- Task details -
Look through the lines below and extract each one that contains "this".
--- Material to process ---
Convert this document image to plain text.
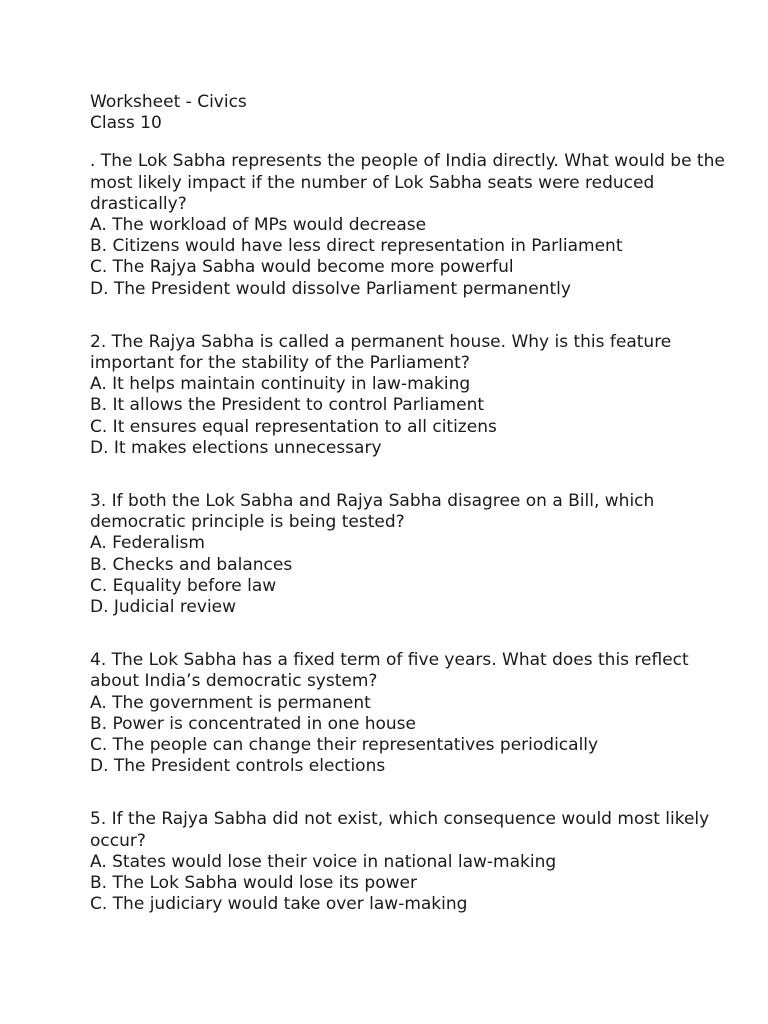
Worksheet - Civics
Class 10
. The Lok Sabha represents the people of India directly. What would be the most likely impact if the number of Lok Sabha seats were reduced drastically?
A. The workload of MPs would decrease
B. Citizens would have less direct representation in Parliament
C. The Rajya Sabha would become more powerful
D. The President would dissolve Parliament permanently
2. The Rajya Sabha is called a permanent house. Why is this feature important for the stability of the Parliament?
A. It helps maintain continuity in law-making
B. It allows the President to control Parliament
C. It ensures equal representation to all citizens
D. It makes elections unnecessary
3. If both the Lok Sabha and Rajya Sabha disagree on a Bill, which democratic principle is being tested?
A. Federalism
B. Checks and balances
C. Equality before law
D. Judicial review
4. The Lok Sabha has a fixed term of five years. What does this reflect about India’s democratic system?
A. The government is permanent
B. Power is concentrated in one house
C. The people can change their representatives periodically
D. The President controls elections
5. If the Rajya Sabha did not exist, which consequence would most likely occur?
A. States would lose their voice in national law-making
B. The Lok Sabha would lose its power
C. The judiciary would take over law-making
---
- Response -
Convert this document image to plain text.
2. The Rajya Sabha is called a permanent house. Why is this feature important for the stability of the Parliament?
4. The Lok Sabha has a fixed term of five years. What does this reflect about India’s democratic system?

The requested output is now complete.